But now the digital side, as I mentioned before, is now bigger. They have to now come on that journey because we can't wait six months for the next release of the back-end system so it can take a Direct Debit payment, for example. We want it next week.

So that's where I am at the minute, trying to move these things along. And that's the bit where I want to open to questions and answers, because I think this is the tough bit of us.

This bit, and I'll give the next slide: this is what the business want to do. Great. They want to sell holidays. We have our own airline. Hotels. Yeah, you get it. I'm not going to go through the slide and do execution of PowerPoint. These are all the things that I bet, if you were to move around what your business does, everybody wants to do in a business. They all want these abilities and these agilities in their business.

And we all want to build really cool systems, and we do build cool systems. And I love to think we've built the best system, the best pipelines, and we've got an awesome continuous delivery system, but someone's probably got a better one.

But the truth is, and that's the fun bit, this is the easy bit. The fun part, the easy bit, playing with tools. I put that on there. I wasn't going to do that, but I know everyone likes to know what everybody else is using so they can say, "Oh, he should have used this instead," or, "Cool, I use that, too." And I didn't put everything on there. This is just a real soundbite of what we're doing.

This is all great. This is brilliant. We can deliver a change of software in the same day. It just has to go through the environment. So there is a time period, there is a promotion period. We could skip that if it was good quality. It's not. But we could do all these things really quickly. That's brilliant.

That's the fun part. That's what everyone comes to the conference for, saying, "How do we do that? What automation tools are you using? How are you writing your tests?"

The truth is, there's no real right tool out there to use, in my mind. There's a lot of wrong tools, but there's no right tool. So whatever you guys choose as a tool set, however you guys choose to do this, that'll be fine.

I will upset... Might have to shut the door because I think we've got sponsors next door. I'm not a believer that you need to buy something off the shelf. You will have to spend money. You will have to buy tooling. But give it to your development teams. Give it to your engineers and say, "Look, guys, what is it you want to do?"

I didn't walk in and say, "Guys, we're using Chef." We said, "All right, guys, we've got a choice of which tool to use. Which one do you want to use?" They did a POC, came back and said, "We want Chef. We want Jenkins." And that's, in my mind, how you build your tech up from the bottom.

You will never win the business if your tech teams aren't working together and aren't bought into what you're doing. And that's really the one key thing to say: in this journey of getting the business, which is difficult, you need your tech teams to be bought in. They have to believe in the tools they're using. They have to believe that if they're using Scrum, Lean, Kanban, they have to be in that 100%, behind you, supporting that.

You can't enforce this. You can't bring it on people. As I said before with the business, you can't just say, "I know best. We'll do this." You need to bring the teams on a journey, which is where the painful bit is, because it will never be as fast as you want it to be.

But if you can get your technical environment sorted out, if you can get your teams working together with a bit of harmony, a bit of argument, but a bit of jest, and you've got the tools behind there which they've all bought into, they haven't just been told, "We've gone and bought something, you have to use it." They've all bought into it. They've all had a say in it, and they still have a say in it because they can come up to you and say, "You know what? We'd like to use this linting tool rather than that one." And you make it possible for them.

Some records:
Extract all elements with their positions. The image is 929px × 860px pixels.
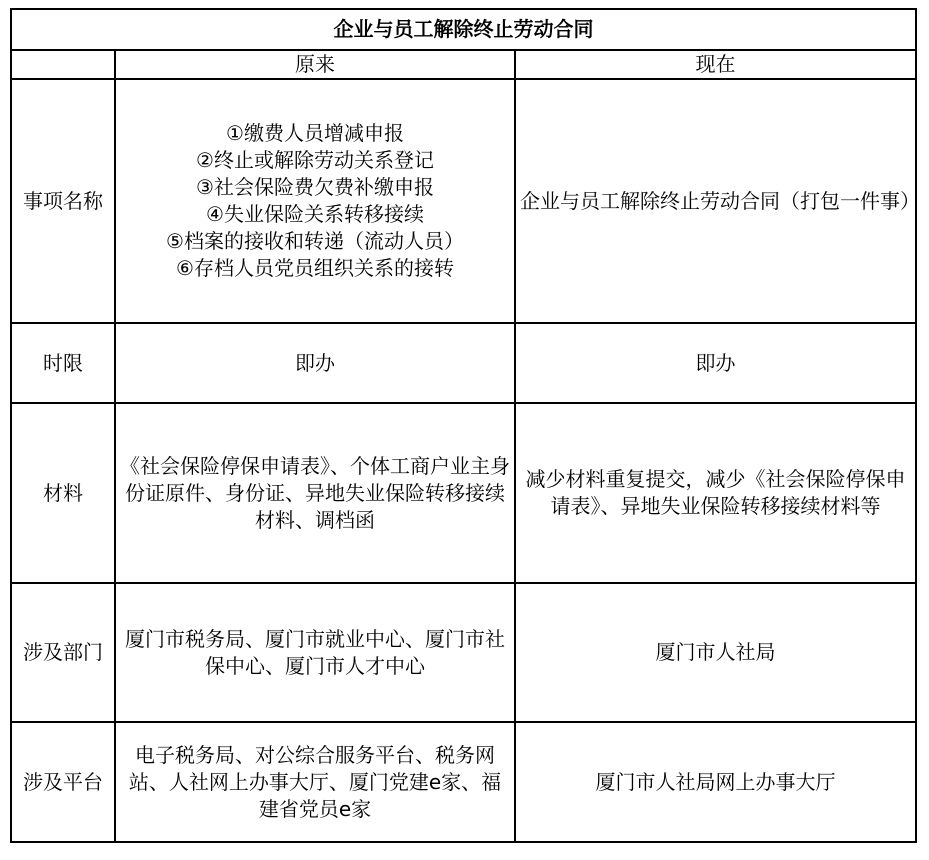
table-row-materials <box>11 403 916 583</box>
list-item: ⑥存档人员党员组织关系的接转 <box>176 256 454 280</box>
now-value: 厦门市人社局网上办事大厅 <box>515 722 916 842</box>
row-label: 事项名称 <box>11 79 115 323</box>
now-value: 减少材料重复提交，减少《社会保险停保申请表》、异地失业保险转移接续材料等 <box>515 403 916 583</box>
header-row <box>11 50 916 79</box>
table-row-time-limit <box>11 323 916 403</box>
list-item: ④失业保险关系转移接续 <box>206 202 424 226</box>
now-value: 厦门市人社局 <box>515 583 916 722</box>
list-item: ①缴费人员增减申报 <box>226 121 404 145</box>
header-now: 现在 <box>515 50 916 79</box>
list-item: ②终止或解除劳动关系登记 <box>196 148 434 172</box>
table-row-item-name <box>11 79 916 323</box>
before-value: 电子税务局、对公综合服务平台、税务网站、人社网上办事大厅、厦门党建e家、福建省党员e家 <box>115 722 515 842</box>
header-blank <box>11 50 115 79</box>
row-label: 涉及平台 <box>11 722 115 842</box>
table-row-departments <box>11 583 916 722</box>
before-item-list <box>115 79 515 323</box>
now-value: 即办 <box>515 323 916 403</box>
before-value: 即办 <box>115 323 515 403</box>
row-label: 时限 <box>11 323 115 403</box>
before-value: 厦门市税务局、厦门市就业中心、厦门市社保中心、厦门市人才中心 <box>115 583 515 722</box>
table-row-platforms <box>11 722 916 842</box>
list-item: ⑤档案的接收和转递（流动人员） <box>166 229 464 253</box>
list-item: ③社会保险费欠费补缴申报 <box>196 175 434 199</box>
now-value: 企业与员工解除终止劳动合同（打包一件事） <box>515 79 916 323</box>
title-row <box>11 9 916 50</box>
row-label: 材料 <box>11 403 115 583</box>
table-title: 企业与员工解除终止劳动合同 <box>11 9 916 50</box>
header-before: 原来 <box>115 50 515 79</box>
comparison-table <box>10 8 920 843</box>
before-value: 《社会保险停保申请表》、个体工商户业主身份证原件、身份证、异地失业保险转移接续材料、调档函 <box>115 403 515 583</box>
row-label: 涉及部门 <box>11 583 115 722</box>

What you will do: Carry on the talk about choosing tools and getting tech teams bought in, starting right after its last sentence. These lines are separate material and have no connection to the talk transcript.

Result for this exercise:
That's where you really get the harmony. And until you've got that, the business one we discussed earlier on, where we get the hearts and minds of the business, that just disappears. There is no hearts and minds of the business until you've got the bottom layer fixed. Do that, great. Now you've got the business.

And that's the main point of my topic here. The business are great people to speak to. And I've got no more slides because I didn't actually have time.

Yep. It's one of the things, and this is why I wanted questions and answers, really. It's more how I do things. The business really want to trust, and they just need to trust what we're going to do. They need to trust that if we're going to release something into production, they're going to get something out of that.

Because remember, the great thing is we don't own the profit and loss ledger. We don't. They do. So if the site goes down for a day, it's them who loses out, not us in tech. So we have to be really, really keen that we make sure we win that business on that journey.

I'm fortunate in some parts of my business, they're on that journey, and they love it and it's great, and you can work with them and they push, and they push you more than you push them. They go, "I want this and I want that, and how do we do this?"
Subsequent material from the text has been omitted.